** Start **

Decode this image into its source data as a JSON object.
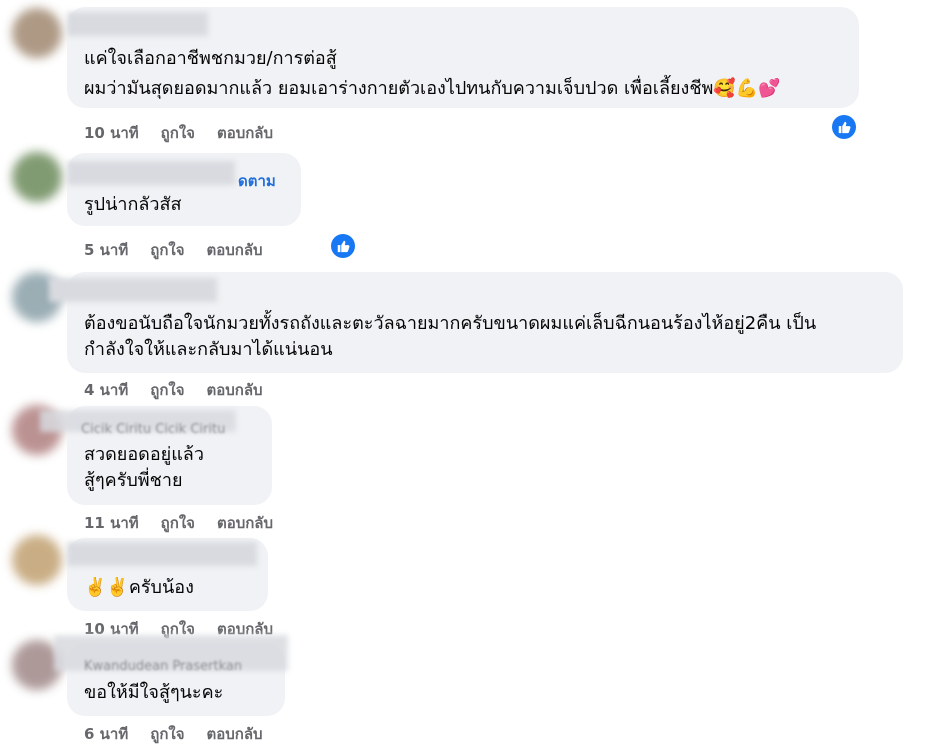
{
  "comments": [
    {
      "lines": [
        "แค่ใจเลือกอาชีพชกมวย/การต่อสู้",
        "ผมว่ามันสุดยอดมากแล้ว ยอมเอาร่างกายตัวเองไปทนกับความเจ็บปวด เพื่อเลี้ยงชีพ"
      ],
      "emoji": "🥰💪💕",
      "time": "10 นาที",
      "like": "ถูกใจ",
      "reply": "ตอบกลับ",
      "avatar_color": "#a08870"
    },
    {
      "name_suffix": "ดตาม",
      "lines": [
        "รูปน่ากลัวสัส"
      ],
      "time": "5 นาที",
      "like": "ถูกใจ",
      "reply": "ตอบกลับ",
      "avatar_color": "#6b8a5a"
    },
    {
      "lines": [
        "ต้องขอนับถือใจนักมวยทั้งรถถังและตะวัลฉายมากครับขนาดผมแค่เล็บฉีกนอนร้องไห้อยู่2คืน เป็น",
        "กำลังใจให้และกลับมาได้แน่นอน"
      ],
      "time": "4 นาที",
      "like": "ถูกใจ",
      "reply": "ตอบกลับ",
      "avatar_color": "#8aa0a8"
    },
    {
      "ghost_name": "Cicik Ciritu Cicik Ciritu",
      "lines": [
        "สวดยอดอยู่แล้ว",
        "สู้ๆครับพี่ชาย"
      ],
      "time": "11 นาที",
      "like": "ถูกใจ",
      "reply": "ตอบกลับ",
      "avatar_color": "#b08080"
    },
    {
      "emoji": "✌️✌️",
      "lines": [
        "ครับน้อง"
      ],
      "time": "10 นาที",
      "like": "ถูกใจ",
      "reply": "ตอบกลับ",
      "avatar_color": "#c0a070"
    },
    {
      "ghost_name": "Kwandudean Prasertkan",
      "lines": [
        "ขอให้มีใจสู้ๆนะคะ"
      ],
      "time": "6 นาที",
      "like": "ถูกใจ",
      "reply": "ตอบกลับ",
      "avatar_color": "#a08888"
    }
  ],
  "icons": {
    "like_badge": "thumbs-up-icon"
  },
  "colors": {
    "bubble": "#f0f2f5",
    "meta": "#65676b",
    "link": "#216fdb",
    "like": "#1877f2"
  }
}
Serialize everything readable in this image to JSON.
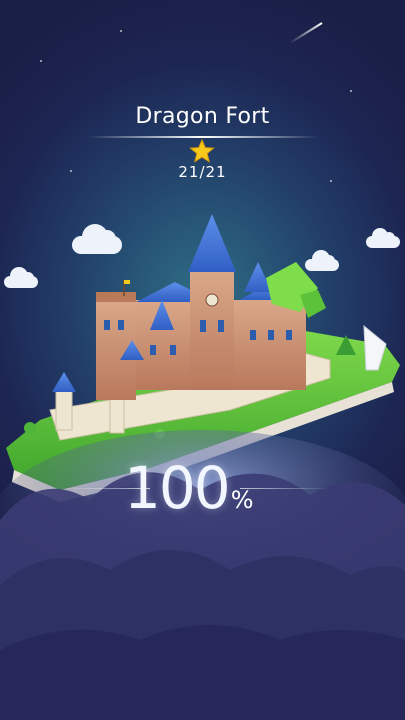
{
  "level": {
    "name": "Dragon Fort",
    "progress_label": "21/21",
    "stars_earned": 1
  },
  "completion": {
    "value": "100",
    "unit": "%",
    "fraction": 1.0
  },
  "icons": {
    "star": "star-icon",
    "flag": "flag-icon"
  },
  "colors": {
    "background_top": "#1a1f47",
    "background_glow": "#2f6f86",
    "star_gold": "#f6c91c",
    "roof_blue": "#3b6fd8",
    "grass_green": "#6ccf3a",
    "wall_cream": "#efe6d2"
  }
}
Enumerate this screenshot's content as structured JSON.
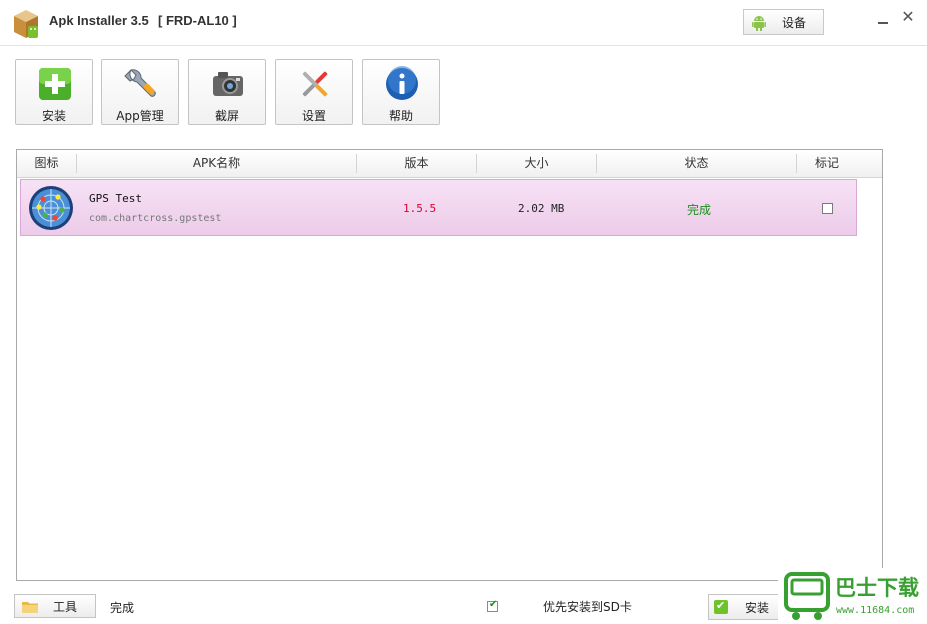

** End **

• [The task] Look through the data and show every line containing "time".

• [Output for this task]
      "time": "10 นาที",
      "time": "5 นาที",
      "time": "4 นาที",
      "time": "11 นาที",
      "time": "10 นาที",
      "time": "6 นาที",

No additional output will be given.